## [To do]
Locate and copy all lines bearing the word "земельных".

## [Saved entries]
# # #
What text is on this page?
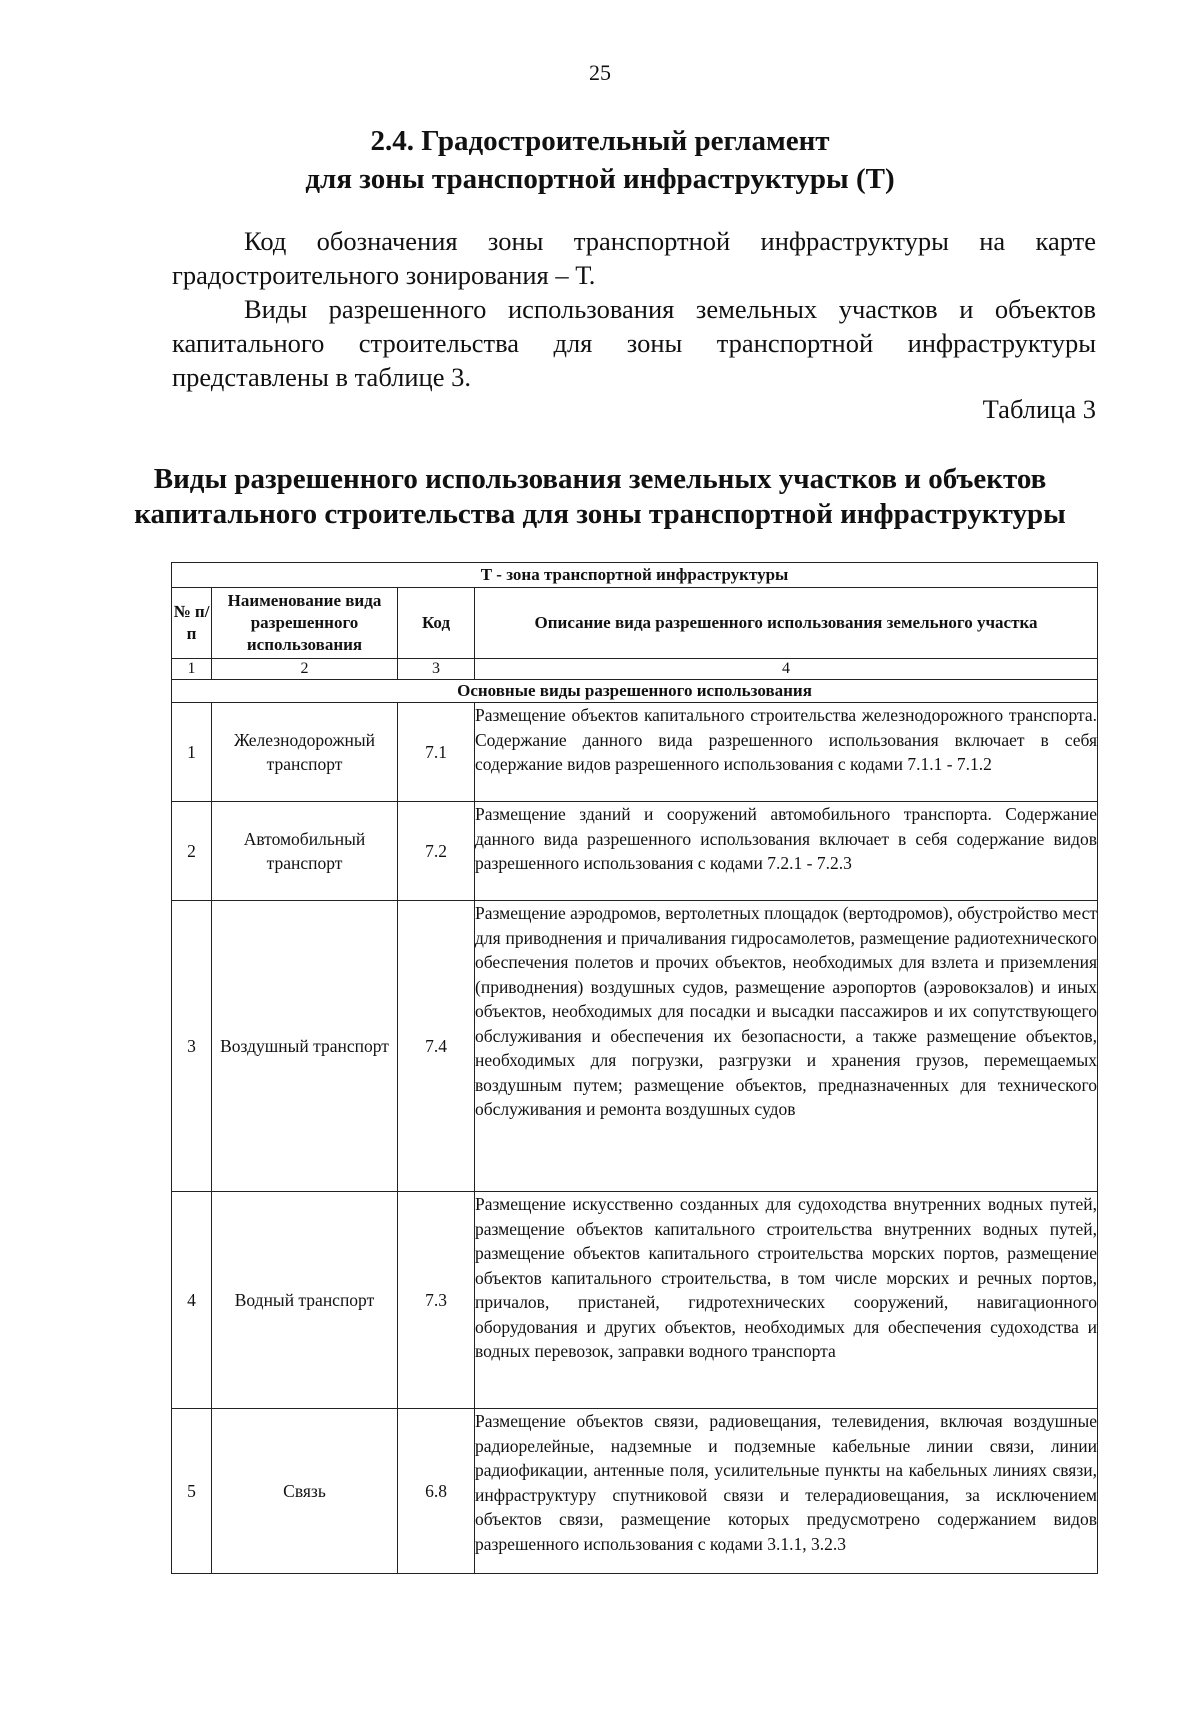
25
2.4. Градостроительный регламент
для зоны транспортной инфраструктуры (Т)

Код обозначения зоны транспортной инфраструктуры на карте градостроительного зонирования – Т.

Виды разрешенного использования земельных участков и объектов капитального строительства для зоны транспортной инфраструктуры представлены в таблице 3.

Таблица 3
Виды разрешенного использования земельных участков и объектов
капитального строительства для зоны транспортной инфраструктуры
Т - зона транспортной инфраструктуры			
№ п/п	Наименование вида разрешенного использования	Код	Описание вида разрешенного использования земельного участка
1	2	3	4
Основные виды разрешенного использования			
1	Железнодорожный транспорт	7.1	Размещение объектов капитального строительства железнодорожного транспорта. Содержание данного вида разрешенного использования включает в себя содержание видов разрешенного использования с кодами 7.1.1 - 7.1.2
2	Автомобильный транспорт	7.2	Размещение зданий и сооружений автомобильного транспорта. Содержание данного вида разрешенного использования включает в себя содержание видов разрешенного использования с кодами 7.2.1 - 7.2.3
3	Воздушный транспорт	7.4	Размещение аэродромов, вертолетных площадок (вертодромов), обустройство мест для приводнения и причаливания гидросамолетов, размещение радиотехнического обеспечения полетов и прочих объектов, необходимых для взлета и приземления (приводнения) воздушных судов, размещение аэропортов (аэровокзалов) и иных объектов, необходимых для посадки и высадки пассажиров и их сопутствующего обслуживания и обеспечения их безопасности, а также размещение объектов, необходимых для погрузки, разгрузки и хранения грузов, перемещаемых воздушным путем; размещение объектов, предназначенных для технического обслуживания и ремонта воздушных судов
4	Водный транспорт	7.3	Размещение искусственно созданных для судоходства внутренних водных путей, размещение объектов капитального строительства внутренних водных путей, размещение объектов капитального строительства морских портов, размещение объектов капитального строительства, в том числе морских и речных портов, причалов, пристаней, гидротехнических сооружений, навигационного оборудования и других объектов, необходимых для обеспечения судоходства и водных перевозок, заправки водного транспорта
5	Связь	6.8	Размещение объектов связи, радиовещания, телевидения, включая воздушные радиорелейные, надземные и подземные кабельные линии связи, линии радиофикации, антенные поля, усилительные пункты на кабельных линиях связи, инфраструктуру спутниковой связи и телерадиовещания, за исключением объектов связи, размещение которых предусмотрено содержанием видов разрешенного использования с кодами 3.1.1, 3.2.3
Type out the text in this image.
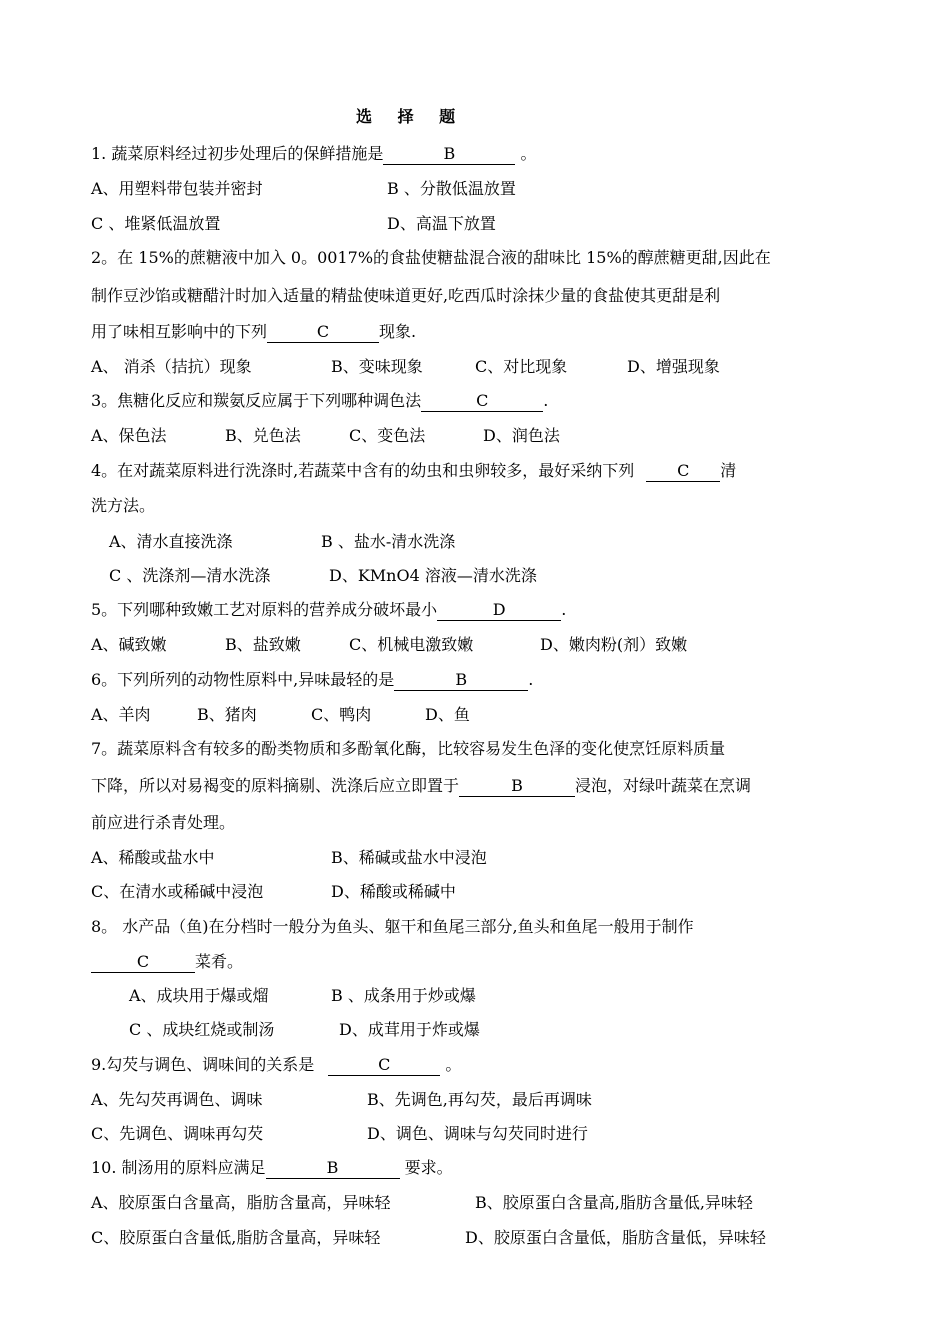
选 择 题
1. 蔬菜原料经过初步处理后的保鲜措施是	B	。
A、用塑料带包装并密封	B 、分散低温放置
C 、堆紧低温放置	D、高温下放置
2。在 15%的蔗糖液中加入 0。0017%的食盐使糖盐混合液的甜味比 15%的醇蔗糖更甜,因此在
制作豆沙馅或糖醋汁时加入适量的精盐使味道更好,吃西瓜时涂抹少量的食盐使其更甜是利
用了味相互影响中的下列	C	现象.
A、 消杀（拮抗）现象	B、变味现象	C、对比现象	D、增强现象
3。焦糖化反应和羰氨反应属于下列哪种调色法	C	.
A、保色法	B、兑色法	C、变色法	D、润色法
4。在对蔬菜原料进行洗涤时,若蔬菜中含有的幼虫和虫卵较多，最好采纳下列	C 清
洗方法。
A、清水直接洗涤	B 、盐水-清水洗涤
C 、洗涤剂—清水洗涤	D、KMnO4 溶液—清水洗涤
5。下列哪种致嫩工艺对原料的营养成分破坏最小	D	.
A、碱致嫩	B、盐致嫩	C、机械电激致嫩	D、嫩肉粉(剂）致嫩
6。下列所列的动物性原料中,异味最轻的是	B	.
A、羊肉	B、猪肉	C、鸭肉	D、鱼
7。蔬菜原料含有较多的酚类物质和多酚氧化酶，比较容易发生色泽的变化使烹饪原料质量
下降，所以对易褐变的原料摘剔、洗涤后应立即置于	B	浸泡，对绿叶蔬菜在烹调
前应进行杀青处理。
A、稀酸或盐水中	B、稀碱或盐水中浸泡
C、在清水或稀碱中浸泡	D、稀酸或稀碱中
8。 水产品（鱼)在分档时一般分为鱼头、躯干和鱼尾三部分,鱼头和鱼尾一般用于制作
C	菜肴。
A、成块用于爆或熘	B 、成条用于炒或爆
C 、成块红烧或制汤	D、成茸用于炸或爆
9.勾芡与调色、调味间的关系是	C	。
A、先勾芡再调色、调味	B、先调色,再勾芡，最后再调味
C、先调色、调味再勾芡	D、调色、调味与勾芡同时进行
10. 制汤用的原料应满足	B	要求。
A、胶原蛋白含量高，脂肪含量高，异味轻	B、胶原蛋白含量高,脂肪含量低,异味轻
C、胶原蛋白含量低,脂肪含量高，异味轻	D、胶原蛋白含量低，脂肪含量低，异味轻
# # #
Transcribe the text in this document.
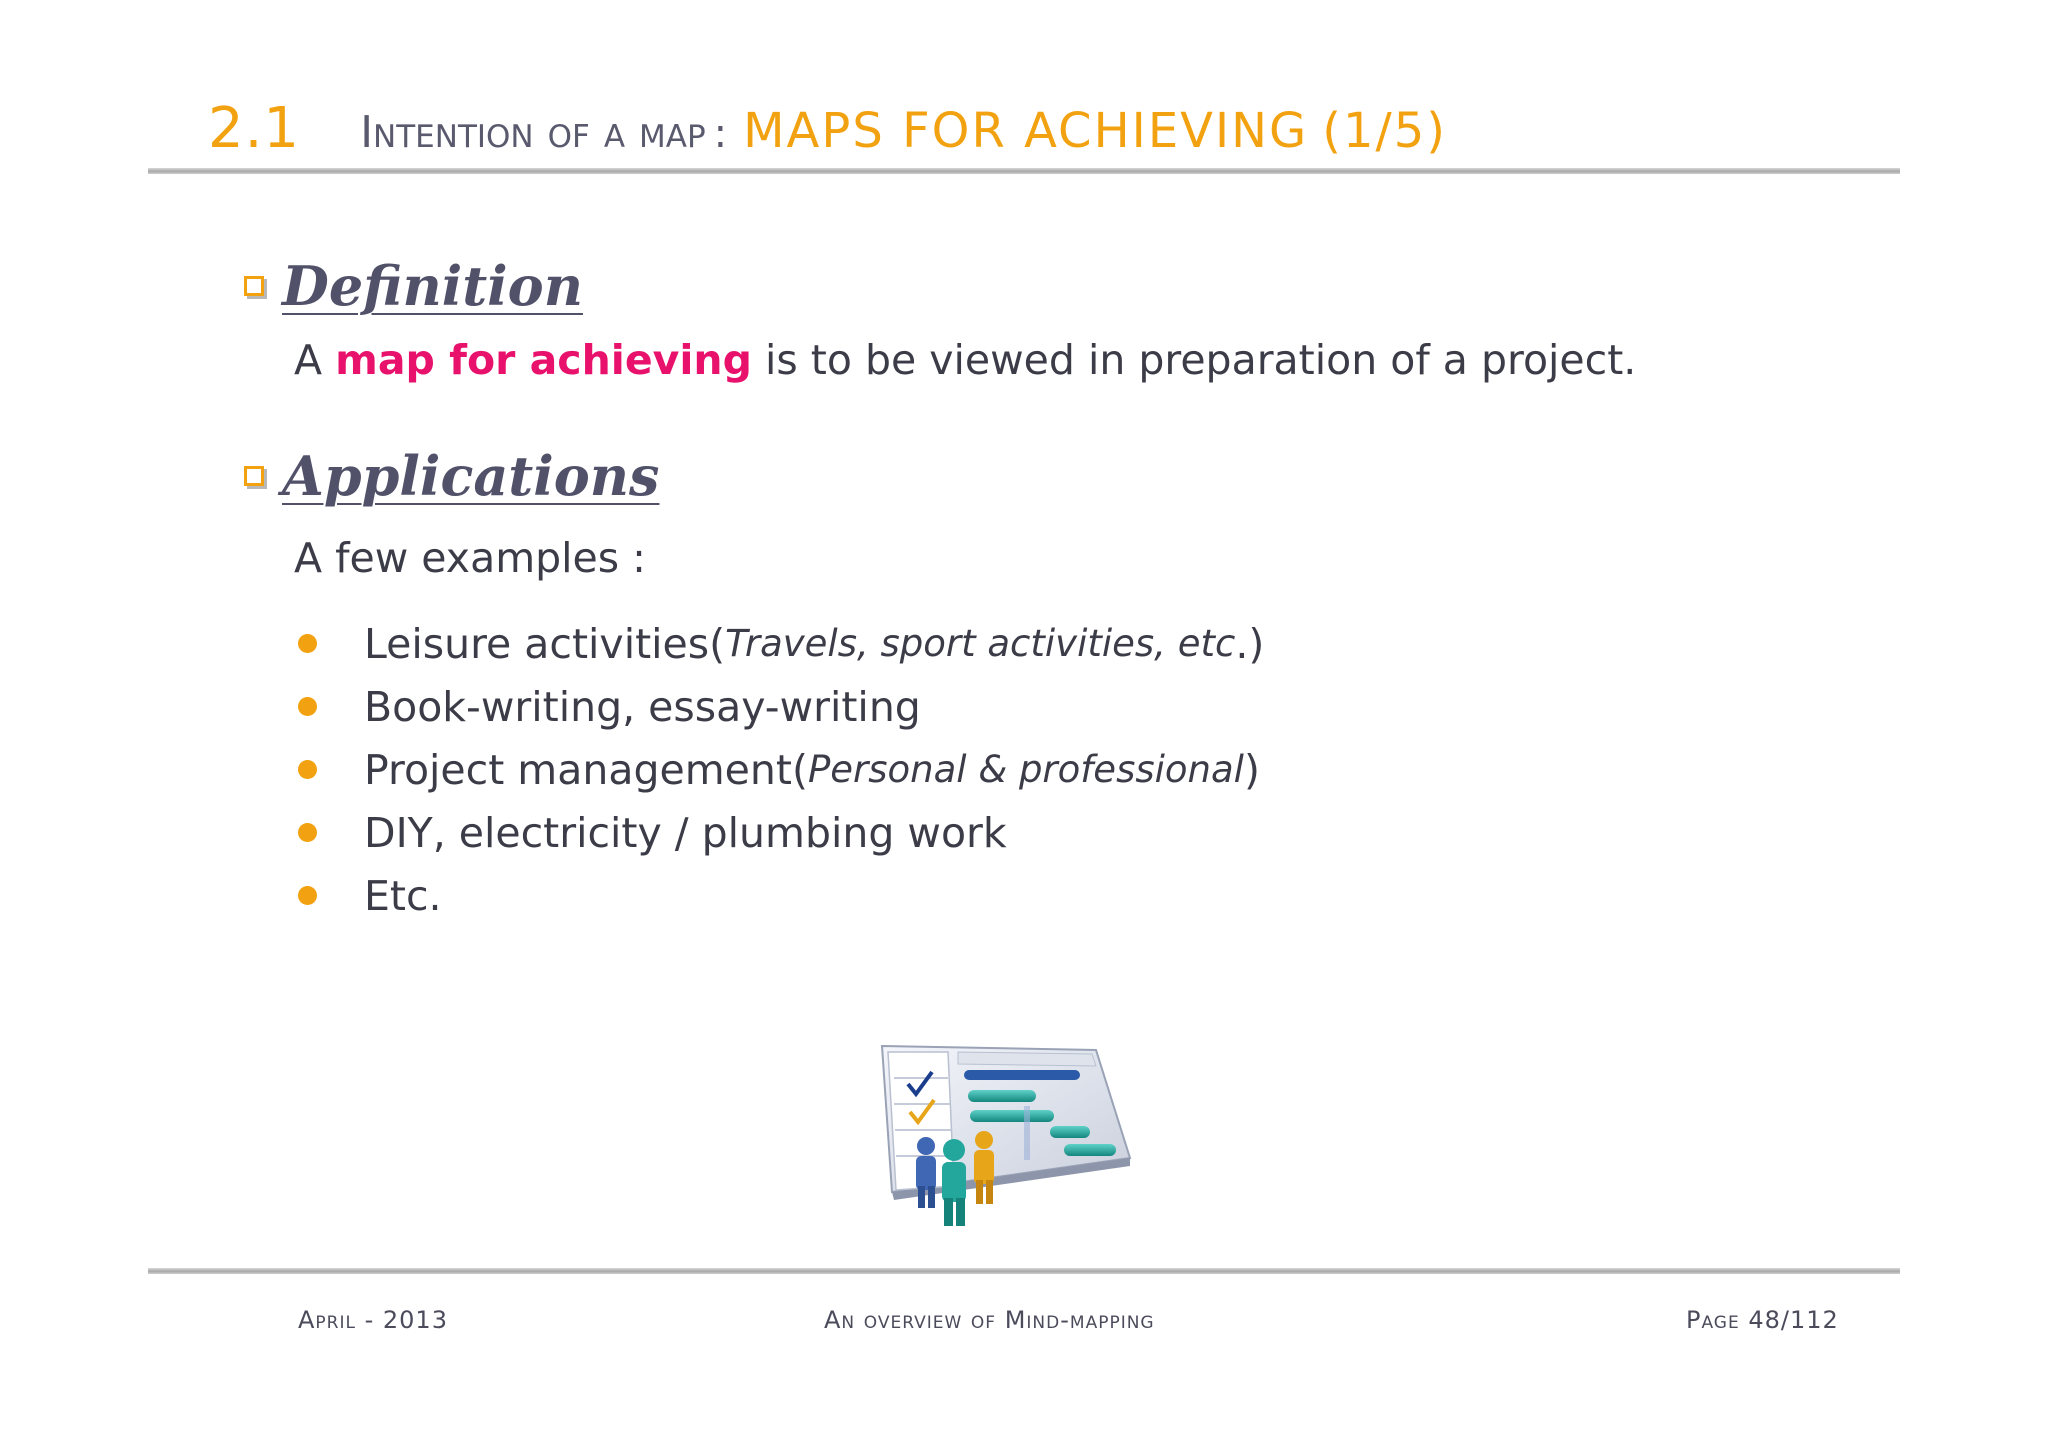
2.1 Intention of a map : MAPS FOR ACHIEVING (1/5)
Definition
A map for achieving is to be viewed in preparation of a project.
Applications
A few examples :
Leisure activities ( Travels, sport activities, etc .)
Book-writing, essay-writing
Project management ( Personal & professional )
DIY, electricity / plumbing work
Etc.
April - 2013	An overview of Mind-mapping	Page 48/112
# # #
## [Exercise result]
Виды разрешенного использования земельных участков и объектов капитального строительства для зоны транспортной инфраструктуры представлены в таблице 3.
Виды разрешенного использования земельных участков и объектов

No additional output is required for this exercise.